"""
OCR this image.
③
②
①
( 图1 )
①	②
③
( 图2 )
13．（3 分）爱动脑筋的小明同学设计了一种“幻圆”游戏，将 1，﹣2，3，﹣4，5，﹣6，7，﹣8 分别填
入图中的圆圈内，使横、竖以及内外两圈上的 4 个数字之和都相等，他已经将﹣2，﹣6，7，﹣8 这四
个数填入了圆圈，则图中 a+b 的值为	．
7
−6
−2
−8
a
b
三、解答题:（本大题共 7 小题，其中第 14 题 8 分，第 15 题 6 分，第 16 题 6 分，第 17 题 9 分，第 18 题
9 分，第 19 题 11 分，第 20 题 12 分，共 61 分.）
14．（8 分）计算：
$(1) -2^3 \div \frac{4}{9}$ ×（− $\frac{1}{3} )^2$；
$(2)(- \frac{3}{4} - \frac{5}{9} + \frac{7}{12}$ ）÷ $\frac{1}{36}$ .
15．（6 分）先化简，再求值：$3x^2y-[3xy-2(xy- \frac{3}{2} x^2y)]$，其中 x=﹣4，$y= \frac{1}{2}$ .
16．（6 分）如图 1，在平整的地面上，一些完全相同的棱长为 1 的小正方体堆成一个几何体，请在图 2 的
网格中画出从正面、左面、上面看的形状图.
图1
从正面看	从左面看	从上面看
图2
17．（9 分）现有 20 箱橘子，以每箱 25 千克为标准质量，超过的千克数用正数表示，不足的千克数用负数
"""
**GOAL OF THE EXERCISE**:
Transcribe every entry word for word.

**WRITTEN ANSWER**:
OCR this image.
③
②
①
( 图1 )
①	②
③
( 图2 )
13．（3 分）爱动脑筋的小明同学设计了一种“幻圆”游戏，将 1，﹣2，3，﹣4，5，﹣6，7，﹣8 分别填
入图中的圆圈内，使横、竖以及内外两圈上的 4 个数字之和都相等，他已经将﹣2，﹣6，7，﹣8 这四
个数填入了圆圈，则图中 a+b 的值为	．
7
−6
−2
−8
a
b
三、解答题:（本大题共 7 小题，其中第 14 题 8 分，第 15 题 6 分，第 16 题 6 分，第 17 题 9 分，第 18 题
9 分，第 19 题 11 分，第 20 题 12 分，共 61 分.）
14．（8 分）计算：
$(1) -2^3 \div \frac{4}{9}$ ×（− $\frac{1}{3} )^2$；
$(2)(- \frac{3}{4} - \frac{5}{9} + \frac{7}{12}$ ）÷ $\frac{1}{36}$ .
15．（6 分）先化简，再求值：$3x^2y-[3xy-2(xy- \frac{3}{2} x^2y)]$，其中 x=﹣4，$y= \frac{1}{2}$ .
16．（6 分）如图 1，在平整的地面上，一些完全相同的棱长为 1 的小正方体堆成一个几何体，请在图 2 的
网格中画出从正面、左面、上面看的形状图.
图1
从正面看	从左面看	从上面看
图2
17．（9 分）现有 20 箱橘子，以每箱 25 千克为标准质量，超过的千克数用正数表示，不足的千克数用负数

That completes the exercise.